───── Input data ─────

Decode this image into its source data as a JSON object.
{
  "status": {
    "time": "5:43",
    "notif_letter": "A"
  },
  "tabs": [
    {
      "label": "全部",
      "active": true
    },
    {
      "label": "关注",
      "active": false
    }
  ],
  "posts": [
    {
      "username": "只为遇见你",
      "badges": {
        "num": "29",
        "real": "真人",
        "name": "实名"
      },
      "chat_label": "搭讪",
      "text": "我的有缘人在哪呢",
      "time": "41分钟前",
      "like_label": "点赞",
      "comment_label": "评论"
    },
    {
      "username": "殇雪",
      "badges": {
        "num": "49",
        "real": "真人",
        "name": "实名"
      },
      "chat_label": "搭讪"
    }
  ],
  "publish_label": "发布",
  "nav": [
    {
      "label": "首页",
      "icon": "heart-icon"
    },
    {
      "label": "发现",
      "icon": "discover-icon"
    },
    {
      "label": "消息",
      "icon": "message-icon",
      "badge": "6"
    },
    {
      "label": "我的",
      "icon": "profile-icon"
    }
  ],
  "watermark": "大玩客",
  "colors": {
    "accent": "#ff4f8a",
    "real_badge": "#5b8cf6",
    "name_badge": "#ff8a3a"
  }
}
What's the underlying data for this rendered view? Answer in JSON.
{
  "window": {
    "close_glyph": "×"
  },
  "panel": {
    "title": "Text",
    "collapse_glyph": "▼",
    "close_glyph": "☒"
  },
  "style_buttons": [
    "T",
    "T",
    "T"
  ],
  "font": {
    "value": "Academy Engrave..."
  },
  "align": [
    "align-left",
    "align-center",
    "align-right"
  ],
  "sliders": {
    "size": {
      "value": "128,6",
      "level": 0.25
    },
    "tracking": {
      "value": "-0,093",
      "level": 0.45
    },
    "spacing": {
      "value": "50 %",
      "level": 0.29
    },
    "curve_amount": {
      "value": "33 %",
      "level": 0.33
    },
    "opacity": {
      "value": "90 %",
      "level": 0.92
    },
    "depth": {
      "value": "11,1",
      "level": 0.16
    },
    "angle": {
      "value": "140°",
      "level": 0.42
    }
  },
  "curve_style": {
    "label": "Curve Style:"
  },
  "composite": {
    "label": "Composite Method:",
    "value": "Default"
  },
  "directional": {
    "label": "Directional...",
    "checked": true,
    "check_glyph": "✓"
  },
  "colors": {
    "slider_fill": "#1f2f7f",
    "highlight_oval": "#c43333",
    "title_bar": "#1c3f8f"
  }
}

─────

#### [Written problem]
Your task is to reproduce all of the records exactly.

#### [Exercise result]
Decode this image into its source data as a JSON object.
{
  "status": {
    "time": "5:43",
    "notif_letter": "A"
  },
  "tabs": [
    {
      "label": "全部",
      "active": true
    },
    {
      "label": "关注",
      "active": false
    }
  ],
  "posts": [
    {
      "username": "只为遇见你",
      "badges": {
        "num": "29",
        "real": "真人",
        "name": "实名"
      },
      "chat_label": "搭讪",
      "text": "我的有缘人在哪呢",
      "time": "41分钟前",
      "like_label": "点赞",
      "comment_label": "评论"
    },
    {
      "username": "殇雪",
      "badges": {
        "num": "49",
        "real": "真人",
        "name": "实名"
      },
      "chat_label": "搭讪"
    }
  ],
  "publish_label": "发布",
  "nav": [
    {
      "label": "首页",
      "icon": "heart-icon"
    },
    {
      "label": "发现",
      "icon": "discover-icon"
    },
    {
      "label": "消息",
      "icon": "message-icon",
      "badge": "6"
    },
    {
      "label": "我的",
      "icon": "profile-icon"
    }
  ],
  "watermark": "大玩客",
  "colors": {
    "accent": "#ff4f8a",
    "real_badge": "#5b8cf6",
    "name_badge": "#ff8a3a"
  }
}
What's the underlying data for this rendered view? Answer in JSON.
{
  "window": {
    "close_glyph": "×"
  },
  "panel": {
    "title": "Text",
    "collapse_glyph": "▼",
    "close_glyph": "☒"
  },
  "style_buttons": [
    "T",
    "T",
    "T"
  ],
  "font": {
    "value": "Academy Engrave..."
  },
  "align": [
    "align-left",
    "align-center",
    "align-right"
  ],
  "sliders": {
    "size": {
      "value": "128,6",
      "level": 0.25
    },
    "tracking": {
      "value": "-0,093",
      "level": 0.45
    },
    "spacing": {
      "value": "50 %",
      "level": 0.29
    },
    "curve_amount": {
      "value": "33 %",
      "level": 0.33
    },
    "opacity": {
      "value": "90 %",
      "level": 0.92
    },
    "depth": {
      "value": "11,1",
      "level": 0.16
    },
    "angle": {
      "value": "140°",
      "level": 0.42
    }
  },
  "curve_style": {
    "label": "Curve Style:"
  },
  "composite": {
    "label": "Composite Method:",
    "value": "Default"
  },
  "directional": {
    "label": "Directional...",
    "checked": true,
    "check_glyph": "✓"
  },
  "colors": {
    "slider_fill": "#1f2f7f",
    "highlight_oval": "#c43333",
    "title_bar": "#1c3f8f"
  }
}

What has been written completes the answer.